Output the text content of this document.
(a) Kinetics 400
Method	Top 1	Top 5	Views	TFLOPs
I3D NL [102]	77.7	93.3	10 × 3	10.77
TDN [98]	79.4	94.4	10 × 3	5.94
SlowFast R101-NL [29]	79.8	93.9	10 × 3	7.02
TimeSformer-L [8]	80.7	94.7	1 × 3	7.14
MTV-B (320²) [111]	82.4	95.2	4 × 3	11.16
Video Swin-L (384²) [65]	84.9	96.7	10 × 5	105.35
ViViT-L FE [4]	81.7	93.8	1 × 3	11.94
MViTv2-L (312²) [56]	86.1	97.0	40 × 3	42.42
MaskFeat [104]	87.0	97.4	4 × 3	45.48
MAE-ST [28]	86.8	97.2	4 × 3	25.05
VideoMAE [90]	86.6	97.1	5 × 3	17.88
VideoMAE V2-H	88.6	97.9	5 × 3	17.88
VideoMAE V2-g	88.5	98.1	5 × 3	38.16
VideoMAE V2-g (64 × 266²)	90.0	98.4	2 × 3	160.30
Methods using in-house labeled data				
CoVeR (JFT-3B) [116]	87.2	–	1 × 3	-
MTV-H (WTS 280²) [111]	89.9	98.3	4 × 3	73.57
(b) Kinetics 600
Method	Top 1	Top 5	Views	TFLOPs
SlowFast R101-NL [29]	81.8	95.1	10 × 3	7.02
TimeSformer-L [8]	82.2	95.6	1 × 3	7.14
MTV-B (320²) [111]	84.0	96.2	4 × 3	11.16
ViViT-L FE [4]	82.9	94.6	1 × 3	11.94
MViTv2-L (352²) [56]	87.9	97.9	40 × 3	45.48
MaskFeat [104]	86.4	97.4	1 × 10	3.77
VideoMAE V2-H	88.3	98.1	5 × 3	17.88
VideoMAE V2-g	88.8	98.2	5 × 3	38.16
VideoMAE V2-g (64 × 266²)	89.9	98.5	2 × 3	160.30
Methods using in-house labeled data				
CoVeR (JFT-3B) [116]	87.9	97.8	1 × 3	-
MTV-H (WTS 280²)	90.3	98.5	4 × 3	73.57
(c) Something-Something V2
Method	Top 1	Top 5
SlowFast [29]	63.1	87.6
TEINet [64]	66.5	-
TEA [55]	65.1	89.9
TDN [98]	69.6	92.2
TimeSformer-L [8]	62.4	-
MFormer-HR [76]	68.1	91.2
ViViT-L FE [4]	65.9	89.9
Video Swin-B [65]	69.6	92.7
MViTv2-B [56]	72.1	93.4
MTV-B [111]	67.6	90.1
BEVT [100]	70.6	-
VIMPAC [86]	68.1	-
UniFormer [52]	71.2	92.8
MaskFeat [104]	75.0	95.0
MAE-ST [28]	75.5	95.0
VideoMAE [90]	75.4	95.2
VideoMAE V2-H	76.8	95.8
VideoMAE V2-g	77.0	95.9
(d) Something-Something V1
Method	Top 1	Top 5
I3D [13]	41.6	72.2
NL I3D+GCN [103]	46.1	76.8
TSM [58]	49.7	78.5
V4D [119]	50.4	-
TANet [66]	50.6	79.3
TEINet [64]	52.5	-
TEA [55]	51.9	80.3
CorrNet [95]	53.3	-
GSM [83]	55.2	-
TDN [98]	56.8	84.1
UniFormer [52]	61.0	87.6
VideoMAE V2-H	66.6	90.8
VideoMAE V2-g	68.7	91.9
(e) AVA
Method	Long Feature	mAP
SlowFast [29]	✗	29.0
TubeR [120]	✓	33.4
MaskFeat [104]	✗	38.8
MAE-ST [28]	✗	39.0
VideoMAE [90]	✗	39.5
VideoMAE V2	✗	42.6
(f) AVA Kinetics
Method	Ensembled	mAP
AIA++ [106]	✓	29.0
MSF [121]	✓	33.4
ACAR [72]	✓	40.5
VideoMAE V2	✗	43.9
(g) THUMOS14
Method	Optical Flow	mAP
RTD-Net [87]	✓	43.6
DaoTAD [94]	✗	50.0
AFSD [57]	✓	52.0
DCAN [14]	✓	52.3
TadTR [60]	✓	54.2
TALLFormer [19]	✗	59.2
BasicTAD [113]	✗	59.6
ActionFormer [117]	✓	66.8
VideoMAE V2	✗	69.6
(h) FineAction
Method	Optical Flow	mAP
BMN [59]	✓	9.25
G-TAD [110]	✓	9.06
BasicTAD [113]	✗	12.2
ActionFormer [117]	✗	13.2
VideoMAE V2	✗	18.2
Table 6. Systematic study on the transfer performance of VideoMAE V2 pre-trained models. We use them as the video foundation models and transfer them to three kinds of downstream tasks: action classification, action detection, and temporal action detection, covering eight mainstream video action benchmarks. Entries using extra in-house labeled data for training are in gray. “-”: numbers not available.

→ Written request:
Locate the lines above that contain "UniFormer" and copy them.

→ Result for this exercise:
UniFormer [52]	71.2	92.8
UniFormer [52]	61.0	87.6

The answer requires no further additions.